#### STATED GOAL:
Reproduce all of the data below without alteration; exclude every picture.

Rows from a dataset
====================

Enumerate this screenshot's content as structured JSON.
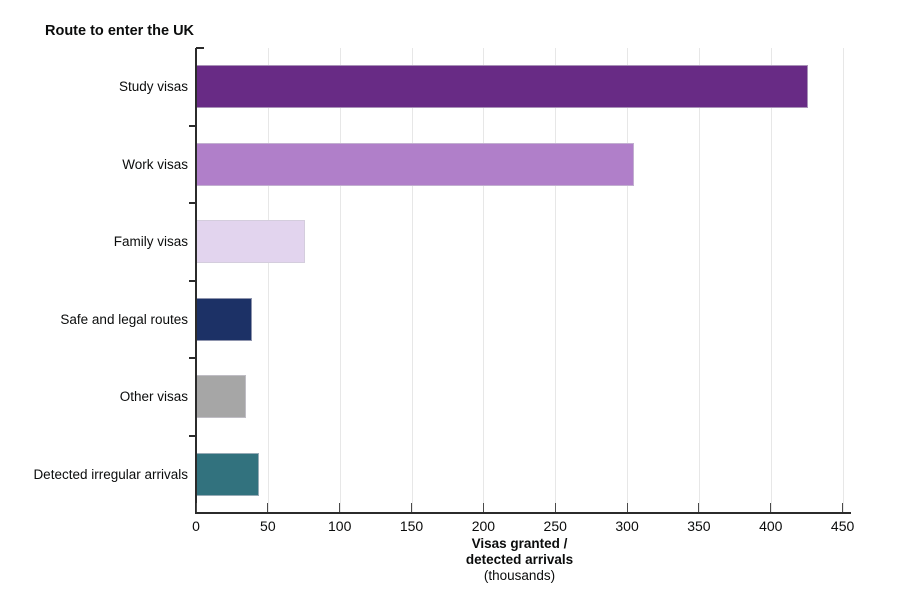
{
  "chart_data": {
    "type": "bar",
    "orientation": "horizontal",
    "title": "Route to enter the UK",
    "categories": [
      "Study visas",
      "Work visas",
      "Family visas",
      "Safe and legal routes",
      "Other visas",
      "Detected irregular arrivals"
    ],
    "values": [
      426,
      305,
      76,
      39,
      35,
      44
    ],
    "unit": "thousands",
    "bar_colors": [
      "#682B85",
      "#B07FC9",
      "#E2D4EE",
      "#1C3166",
      "#A6A6A6",
      "#32727E"
    ],
    "xlabel_lines": [
      "Visas granted /",
      "detected arrivals",
      "(thousands)"
    ],
    "xlim": [
      0,
      450
    ],
    "xticks": [
      0,
      50,
      100,
      150,
      200,
      250,
      300,
      350,
      400,
      450
    ],
    "grid": true,
    "legend": "none",
    "colors": {
      "gridline": "#e7e7e7",
      "axis": "#2b2b2b",
      "text": "#0b0c0c",
      "background": "#ffffff"
    }
  }
}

====================

#### EXERCISE OUTPUT:
Enumerate this screenshot's content as structured JSON.
{
  "chart_data": {
    "type": "bar",
    "orientation": "horizontal",
    "title": "Route to enter the UK",
    "categories": [
      "Study visas",
      "Work visas",
      "Family visas",
      "Safe and legal routes",
      "Other visas",
      "Detected irregular arrivals"
    ],
    "values": [
      426,
      305,
      76,
      39,
      35,
      44
    ],
    "unit": "thousands",
    "bar_colors": [
      "#682B85",
      "#B07FC9",
      "#E2D4EE",
      "#1C3166",
      "#A6A6A6",
      "#32727E"
    ],
    "xlabel_lines": [
      "Visas granted /",
      "detected arrivals",
      "(thousands)"
    ],
    "xlim": [
      0,
      450
    ],
    "xticks": [
      0,
      50,
      100,
      150,
      200,
      250,
      300,
      350,
      400,
      450
    ],
    "grid": true,
    "legend": "none",
    "colors": {
      "gridline": "#e7e7e7",
      "axis": "#2b2b2b",
      "text": "#0b0c0c",
      "background": "#ffffff"
    }
  }
}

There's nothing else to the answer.